» Part of a data file
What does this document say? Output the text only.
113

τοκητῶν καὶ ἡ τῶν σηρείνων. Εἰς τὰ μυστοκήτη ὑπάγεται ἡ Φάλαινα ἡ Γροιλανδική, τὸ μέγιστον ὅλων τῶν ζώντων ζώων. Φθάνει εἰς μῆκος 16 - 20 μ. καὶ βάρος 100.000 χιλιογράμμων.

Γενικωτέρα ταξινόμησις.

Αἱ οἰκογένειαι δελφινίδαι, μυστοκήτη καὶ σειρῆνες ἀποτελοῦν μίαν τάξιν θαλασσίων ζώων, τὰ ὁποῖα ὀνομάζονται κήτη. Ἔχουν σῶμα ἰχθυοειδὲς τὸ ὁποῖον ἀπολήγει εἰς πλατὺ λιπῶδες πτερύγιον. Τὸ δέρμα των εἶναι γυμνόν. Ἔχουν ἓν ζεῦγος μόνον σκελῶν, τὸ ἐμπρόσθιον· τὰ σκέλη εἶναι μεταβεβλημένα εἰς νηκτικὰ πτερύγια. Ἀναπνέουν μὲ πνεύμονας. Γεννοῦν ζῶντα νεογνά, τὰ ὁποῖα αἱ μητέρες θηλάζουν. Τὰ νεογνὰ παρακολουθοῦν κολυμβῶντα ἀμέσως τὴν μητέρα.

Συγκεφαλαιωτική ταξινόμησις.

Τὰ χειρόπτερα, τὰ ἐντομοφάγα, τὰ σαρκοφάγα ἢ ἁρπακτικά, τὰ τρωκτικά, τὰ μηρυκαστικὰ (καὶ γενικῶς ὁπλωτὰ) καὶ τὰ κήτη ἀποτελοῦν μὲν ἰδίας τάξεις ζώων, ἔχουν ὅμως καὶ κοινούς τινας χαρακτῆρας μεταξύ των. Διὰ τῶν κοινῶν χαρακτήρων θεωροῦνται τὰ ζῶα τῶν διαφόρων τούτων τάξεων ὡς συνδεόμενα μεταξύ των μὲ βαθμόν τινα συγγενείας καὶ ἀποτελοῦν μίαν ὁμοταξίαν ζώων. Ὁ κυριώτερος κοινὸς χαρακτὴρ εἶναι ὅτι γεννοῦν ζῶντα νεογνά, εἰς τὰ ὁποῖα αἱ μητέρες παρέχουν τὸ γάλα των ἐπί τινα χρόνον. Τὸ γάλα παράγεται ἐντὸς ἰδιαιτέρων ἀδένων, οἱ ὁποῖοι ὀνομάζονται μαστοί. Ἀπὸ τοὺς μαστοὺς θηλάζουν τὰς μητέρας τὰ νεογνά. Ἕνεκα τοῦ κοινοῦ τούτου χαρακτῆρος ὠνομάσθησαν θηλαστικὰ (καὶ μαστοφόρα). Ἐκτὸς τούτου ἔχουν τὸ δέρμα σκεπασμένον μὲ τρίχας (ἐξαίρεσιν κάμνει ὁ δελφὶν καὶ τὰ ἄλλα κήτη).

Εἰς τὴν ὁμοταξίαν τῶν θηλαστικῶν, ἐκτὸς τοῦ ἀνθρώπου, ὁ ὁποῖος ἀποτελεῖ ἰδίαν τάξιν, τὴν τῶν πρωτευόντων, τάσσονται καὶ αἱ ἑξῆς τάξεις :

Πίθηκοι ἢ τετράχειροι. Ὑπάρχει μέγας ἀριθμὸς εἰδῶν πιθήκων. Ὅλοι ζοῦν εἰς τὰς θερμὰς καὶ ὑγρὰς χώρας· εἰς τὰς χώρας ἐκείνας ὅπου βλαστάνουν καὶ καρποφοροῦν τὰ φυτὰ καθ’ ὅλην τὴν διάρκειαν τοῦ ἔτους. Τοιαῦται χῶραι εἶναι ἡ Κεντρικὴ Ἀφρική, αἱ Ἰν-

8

» EXERCISE GOAL
How many lines in the records above contain the word "τάξιν"? Reply with the number and nothing more.

» RESPONSE TO THIS EXERCISE
2